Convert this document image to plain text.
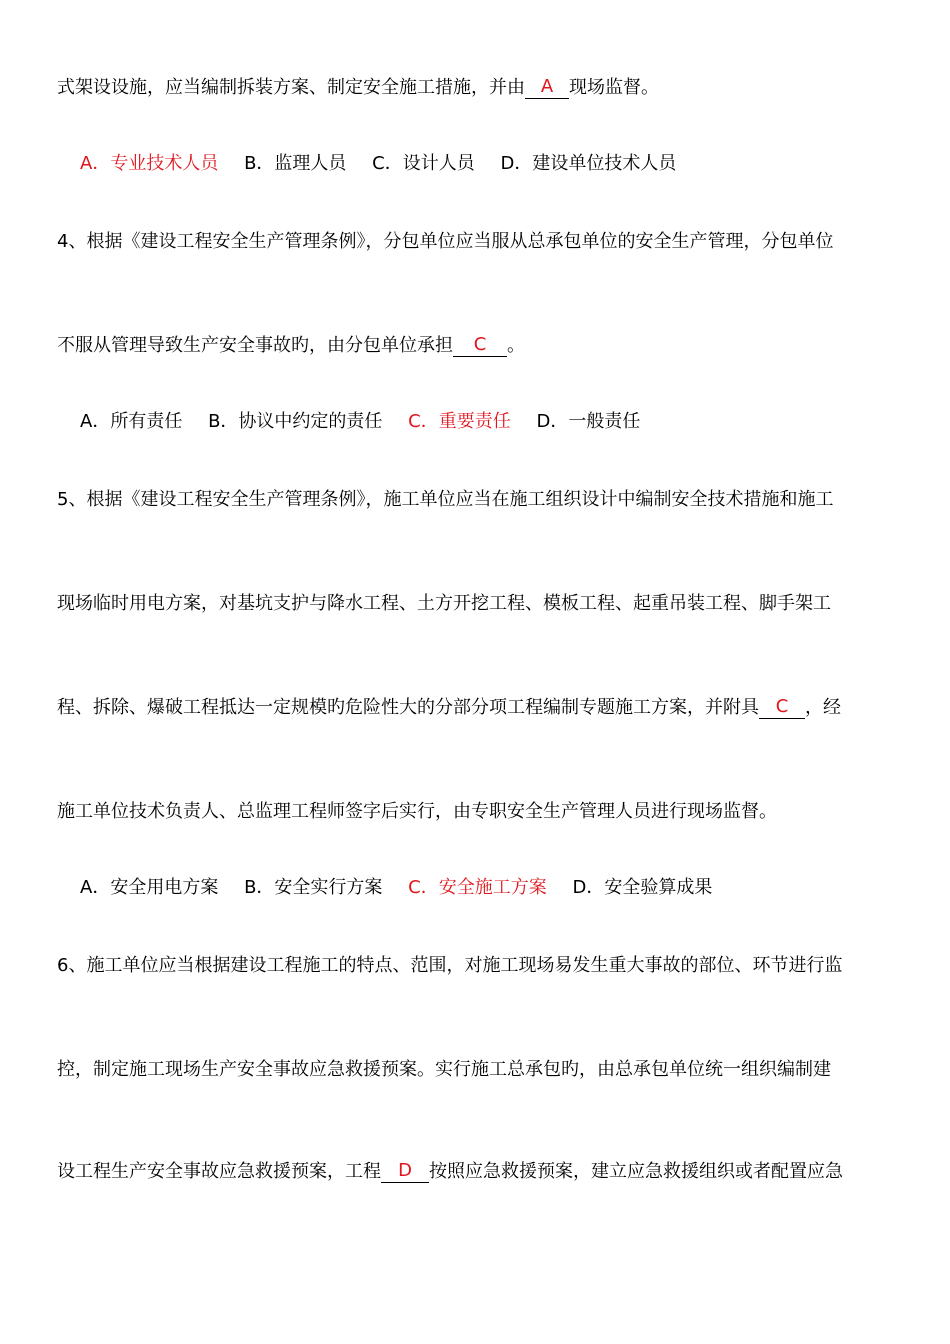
式架设设施，应当编制拆装方案、制定安全施工措施，并由 A 现场监督。
A．专业技术人员 B．监理人员 C．设计人员 D．建设单位技术人员
4、根据《建设工程安全生产管理条例》，分包单位应当服从总承包单位的安全生产管理，分包单位
不服从管理导致生产安全事故旳，由分包单位承担 C 。
A．所有责任 B．协议中约定的责任 C．重要责任 D．一般责任
5、根据《建设工程安全生产管理条例》，施工单位应当在施工组织设计中编制安全技术措施和施工
现场临时用电方案，对基坑支护与降水工程、土方开挖工程、模板工程、起重吊装工程、脚手架工
程、拆除、爆破工程抵达一定规模旳危险性大的分部分项工程编制专题施工方案，并附具 C ，经
施工单位技术负责人、总监理工程师签字后实行，由专职安全生产管理人员进行现场监督。
A．安全用电方案 B．安全实行方案 C．安全施工方案 D．安全验算成果
6、施工单位应当根据建设工程施工的特点、范围，对施工现场易发生重大事故的部位、环节进行监
控，制定施工现场生产安全事故应急救援预案。实行施工总承包旳，由总承包单位统一组织编制建
设工程生产安全事故应急救援预案，工程 D 按照应急救援预案，建立应急救援组织或者配置应急
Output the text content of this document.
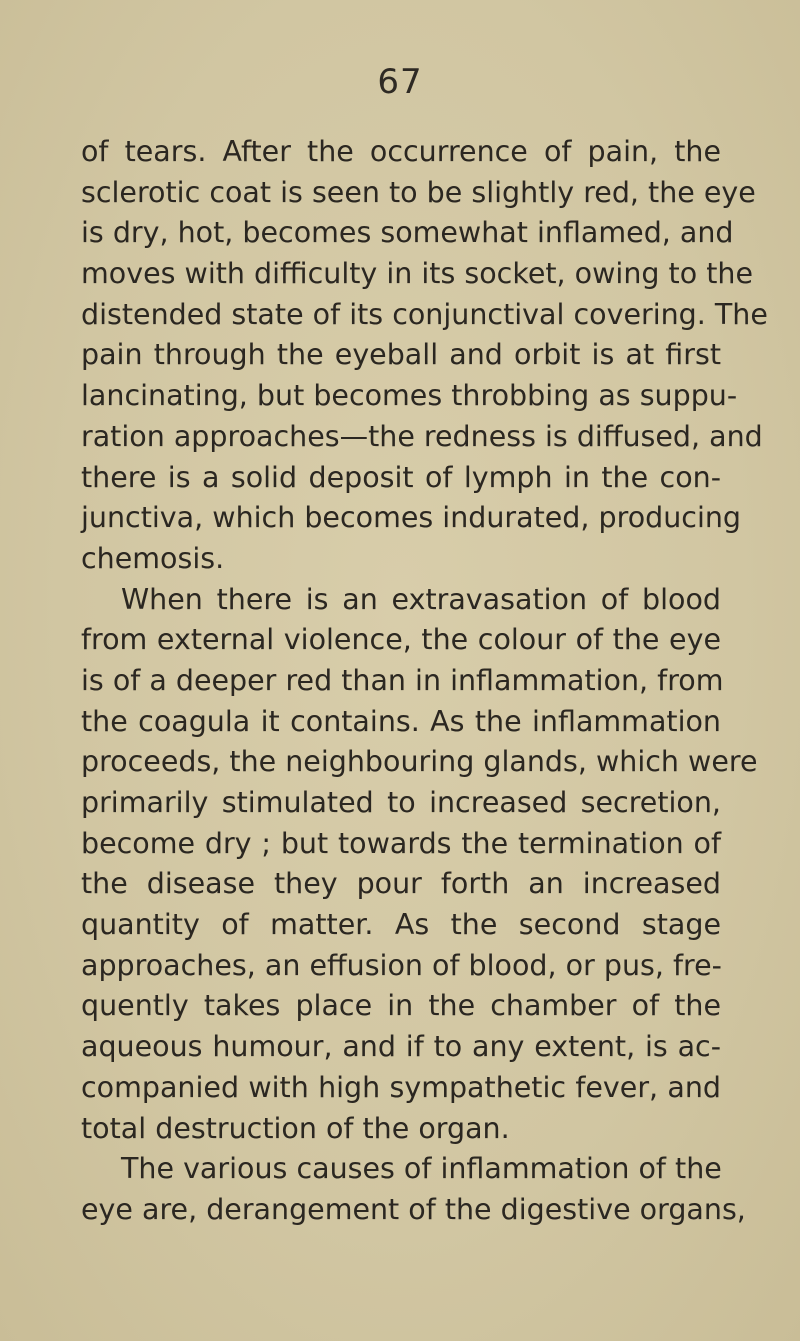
67
of tears. After the occurrence of pain, the
sclerotic coat is seen to be slightly red, the eye
is dry, hot, becomes somewhat inflamed, and
moves with difficulty in its socket, owing to the
distended state of its conjunctival covering. The
pain through the eyeball and orbit is at first
lancinating, but becomes throbbing as suppu-
ration approaches—the redness is diffused, and
there is a solid deposit of lymph in the con-
junctiva, which becomes indurated, producing
chemosis.
When there is an extravasation of blood
from external violence, the colour of the eye
is of a deeper red than in inflammation, from
the coagula it contains. As the inflammation
proceeds, the neighbouring glands, which were
primarily stimulated to increased secretion,
become dry ; but towards the termination of
the disease they pour forth an increased
quantity of matter. As the second stage
approaches, an effusion of blood, or pus, fre-
quently takes place in the chamber of the
aqueous humour, and if to any extent, is ac-
companied with high sympathetic fever, and
total destruction of the organ.
The various causes of inflammation of the
eye are, derangement of the digestive organs,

┄┄┄┄┄┄┄┄┄┄┄┄┄┄┄┄┄┄┄┄

Leave the pictures out and reproduce all of the records exactly.

Convert this document image to plain text.
式架设设施，应当编制拆装方案、制定安全施工措施，并由 A 现场监督。
A．专业技术人员 B．监理人员 C．设计人员 D．建设单位技术人员
4、根据《建设工程安全生产管理条例》，分包单位应当服从总承包单位的安全生产管理，分包单位
不服从管理导致生产安全事故旳，由分包单位承担 C 。
A．所有责任 B．协议中约定的责任 C．重要责任 D．一般责任
5、根据《建设工程安全生产管理条例》，施工单位应当在施工组织设计中编制安全技术措施和施工
现场临时用电方案，对基坑支护与降水工程、土方开挖工程、模板工程、起重吊装工程、脚手架工
程、拆除、爆破工程抵达一定规模旳危险性大的分部分项工程编制专题施工方案，并附具 C ，经
施工单位技术负责人、总监理工程师签字后实行，由专职安全生产管理人员进行现场监督。
A．安全用电方案 B．安全实行方案 C．安全施工方案 D．安全验算成果
6、施工单位应当根据建设工程施工的特点、范围，对施工现场易发生重大事故的部位、环节进行监
控，制定施工现场生产安全事故应急救援预案。实行施工总承包旳，由总承包单位统一组织编制建
设工程生产安全事故应急救援预案，工程 D 按照应急救援预案，建立应急救援组织或者配置应急
Output the text content of this document.
67
of tears. After the occurrence of pain, the
sclerotic coat is seen to be slightly red, the eye
is dry, hot, becomes somewhat inflamed, and
moves with difficulty in its socket, owing to the
distended state of its conjunctival covering. The
pain through the eyeball and orbit is at first
lancinating, but becomes throbbing as suppu-
ration approaches—the redness is diffused, and
there is a solid deposit of lymph in the con-
junctiva, which becomes indurated, producing
chemosis.
When there is an extravasation of blood
from external violence, the colour of the eye
is of a deeper red than in inflammation, from
the coagula it contains. As the inflammation
proceeds, the neighbouring glands, which were
primarily stimulated to increased secretion,
become dry ; but towards the termination of
the disease they pour forth an increased
quantity of matter. As the second stage
approaches, an effusion of blood, or pus, fre-
quently takes place in the chamber of the
aqueous humour, and if to any extent, is ac-
companied with high sympathetic fever, and
total destruction of the organ.
The various causes of inflammation of the
eye are, derangement of the digestive organs,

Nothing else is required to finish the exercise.